### Your assignment
For the word "Squamous", state how many lines of the data include it. Respond with the number only.

____________________

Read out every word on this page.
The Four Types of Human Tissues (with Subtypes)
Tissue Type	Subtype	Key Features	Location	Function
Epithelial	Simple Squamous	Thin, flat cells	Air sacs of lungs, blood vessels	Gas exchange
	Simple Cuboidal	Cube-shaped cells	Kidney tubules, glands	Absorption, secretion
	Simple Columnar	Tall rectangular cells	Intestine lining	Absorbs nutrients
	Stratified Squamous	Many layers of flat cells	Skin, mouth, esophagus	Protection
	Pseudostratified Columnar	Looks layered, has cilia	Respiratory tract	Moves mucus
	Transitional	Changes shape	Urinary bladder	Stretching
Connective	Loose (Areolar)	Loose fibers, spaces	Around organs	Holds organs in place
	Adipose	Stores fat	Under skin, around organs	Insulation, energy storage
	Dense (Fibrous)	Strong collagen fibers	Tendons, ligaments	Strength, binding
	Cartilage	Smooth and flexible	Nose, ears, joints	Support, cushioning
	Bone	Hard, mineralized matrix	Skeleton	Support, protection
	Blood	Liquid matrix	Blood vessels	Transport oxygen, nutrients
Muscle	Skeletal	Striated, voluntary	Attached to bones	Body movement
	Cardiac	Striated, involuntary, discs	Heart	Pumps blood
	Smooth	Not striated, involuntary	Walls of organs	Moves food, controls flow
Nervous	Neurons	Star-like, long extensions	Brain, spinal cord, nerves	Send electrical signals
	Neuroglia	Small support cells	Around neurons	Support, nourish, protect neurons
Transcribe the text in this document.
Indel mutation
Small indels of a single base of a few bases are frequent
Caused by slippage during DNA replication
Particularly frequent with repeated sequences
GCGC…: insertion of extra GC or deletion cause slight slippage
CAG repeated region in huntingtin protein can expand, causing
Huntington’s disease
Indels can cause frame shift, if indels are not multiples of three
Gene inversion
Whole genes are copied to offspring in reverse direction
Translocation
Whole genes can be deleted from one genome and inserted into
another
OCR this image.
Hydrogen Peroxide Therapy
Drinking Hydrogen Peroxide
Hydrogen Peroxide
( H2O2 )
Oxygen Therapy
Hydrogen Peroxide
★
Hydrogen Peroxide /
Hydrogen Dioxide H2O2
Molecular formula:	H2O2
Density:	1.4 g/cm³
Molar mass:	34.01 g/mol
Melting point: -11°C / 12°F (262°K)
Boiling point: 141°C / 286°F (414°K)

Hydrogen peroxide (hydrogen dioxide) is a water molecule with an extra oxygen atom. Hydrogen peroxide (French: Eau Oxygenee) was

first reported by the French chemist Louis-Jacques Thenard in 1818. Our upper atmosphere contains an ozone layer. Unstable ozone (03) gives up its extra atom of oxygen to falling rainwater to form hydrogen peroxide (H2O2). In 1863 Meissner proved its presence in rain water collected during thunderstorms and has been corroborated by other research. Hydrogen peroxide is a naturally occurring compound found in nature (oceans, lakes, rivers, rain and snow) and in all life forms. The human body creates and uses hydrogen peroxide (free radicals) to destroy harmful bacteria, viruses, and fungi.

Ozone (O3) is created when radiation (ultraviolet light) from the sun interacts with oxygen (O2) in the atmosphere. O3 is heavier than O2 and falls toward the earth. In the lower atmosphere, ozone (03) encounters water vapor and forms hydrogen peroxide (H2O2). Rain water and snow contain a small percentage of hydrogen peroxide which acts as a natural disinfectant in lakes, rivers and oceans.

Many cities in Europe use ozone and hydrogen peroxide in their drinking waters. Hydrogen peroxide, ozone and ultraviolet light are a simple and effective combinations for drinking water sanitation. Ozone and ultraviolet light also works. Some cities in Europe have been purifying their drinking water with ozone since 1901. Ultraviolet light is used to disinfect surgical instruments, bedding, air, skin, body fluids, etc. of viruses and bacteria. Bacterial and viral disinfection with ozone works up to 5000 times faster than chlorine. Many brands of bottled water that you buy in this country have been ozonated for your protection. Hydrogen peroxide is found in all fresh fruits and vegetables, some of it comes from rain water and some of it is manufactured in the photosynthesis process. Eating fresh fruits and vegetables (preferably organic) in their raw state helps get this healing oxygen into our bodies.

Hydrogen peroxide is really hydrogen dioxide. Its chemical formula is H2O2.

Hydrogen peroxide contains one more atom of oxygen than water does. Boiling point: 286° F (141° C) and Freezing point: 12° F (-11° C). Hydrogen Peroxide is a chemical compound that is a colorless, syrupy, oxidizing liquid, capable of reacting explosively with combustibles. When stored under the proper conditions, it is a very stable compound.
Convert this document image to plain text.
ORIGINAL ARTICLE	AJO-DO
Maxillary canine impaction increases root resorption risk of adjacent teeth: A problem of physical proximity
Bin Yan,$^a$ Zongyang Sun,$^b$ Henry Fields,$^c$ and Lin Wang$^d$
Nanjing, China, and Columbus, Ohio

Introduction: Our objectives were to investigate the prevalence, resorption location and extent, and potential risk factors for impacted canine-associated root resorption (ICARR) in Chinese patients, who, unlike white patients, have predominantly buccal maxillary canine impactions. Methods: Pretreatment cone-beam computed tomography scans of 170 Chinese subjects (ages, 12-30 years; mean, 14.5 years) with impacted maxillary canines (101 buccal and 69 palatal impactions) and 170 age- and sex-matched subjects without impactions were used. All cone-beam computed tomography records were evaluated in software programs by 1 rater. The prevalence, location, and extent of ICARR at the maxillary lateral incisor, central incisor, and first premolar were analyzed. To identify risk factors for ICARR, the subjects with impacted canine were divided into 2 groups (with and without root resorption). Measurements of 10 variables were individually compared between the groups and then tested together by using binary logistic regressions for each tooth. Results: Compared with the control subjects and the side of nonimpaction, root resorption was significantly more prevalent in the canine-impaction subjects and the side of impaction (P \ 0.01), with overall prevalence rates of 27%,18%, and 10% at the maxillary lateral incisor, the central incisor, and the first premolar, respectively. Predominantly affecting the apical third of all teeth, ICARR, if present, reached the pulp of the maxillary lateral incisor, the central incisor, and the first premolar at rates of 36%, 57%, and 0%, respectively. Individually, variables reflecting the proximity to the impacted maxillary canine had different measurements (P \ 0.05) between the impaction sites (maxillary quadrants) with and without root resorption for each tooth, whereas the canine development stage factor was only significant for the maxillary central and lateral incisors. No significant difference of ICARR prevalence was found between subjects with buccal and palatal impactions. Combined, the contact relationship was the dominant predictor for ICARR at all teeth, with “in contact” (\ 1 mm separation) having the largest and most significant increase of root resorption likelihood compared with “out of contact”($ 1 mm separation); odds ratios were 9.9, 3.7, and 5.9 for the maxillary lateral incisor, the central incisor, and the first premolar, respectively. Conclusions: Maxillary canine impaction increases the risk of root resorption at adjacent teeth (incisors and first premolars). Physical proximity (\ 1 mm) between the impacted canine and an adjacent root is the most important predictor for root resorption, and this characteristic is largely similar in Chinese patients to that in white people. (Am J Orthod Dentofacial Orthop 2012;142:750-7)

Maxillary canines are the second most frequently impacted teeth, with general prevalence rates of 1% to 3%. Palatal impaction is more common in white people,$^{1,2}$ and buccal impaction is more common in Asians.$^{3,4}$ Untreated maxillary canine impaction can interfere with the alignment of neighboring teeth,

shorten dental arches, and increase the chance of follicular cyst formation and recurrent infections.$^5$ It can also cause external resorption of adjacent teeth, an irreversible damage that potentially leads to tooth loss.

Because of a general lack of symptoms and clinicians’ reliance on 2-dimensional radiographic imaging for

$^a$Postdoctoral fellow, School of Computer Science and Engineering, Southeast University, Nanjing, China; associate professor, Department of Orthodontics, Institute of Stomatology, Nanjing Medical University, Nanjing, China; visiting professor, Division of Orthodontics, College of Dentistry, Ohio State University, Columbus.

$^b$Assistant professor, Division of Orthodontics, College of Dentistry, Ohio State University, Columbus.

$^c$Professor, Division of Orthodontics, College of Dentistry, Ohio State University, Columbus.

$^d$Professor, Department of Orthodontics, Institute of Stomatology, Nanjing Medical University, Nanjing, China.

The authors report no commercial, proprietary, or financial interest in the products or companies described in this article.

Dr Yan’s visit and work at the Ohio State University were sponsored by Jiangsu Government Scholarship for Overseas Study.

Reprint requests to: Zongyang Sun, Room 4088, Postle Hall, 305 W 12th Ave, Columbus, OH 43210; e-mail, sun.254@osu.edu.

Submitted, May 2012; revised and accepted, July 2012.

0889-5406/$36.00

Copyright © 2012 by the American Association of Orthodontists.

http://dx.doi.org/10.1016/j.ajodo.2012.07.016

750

____________________

### Solved problem
2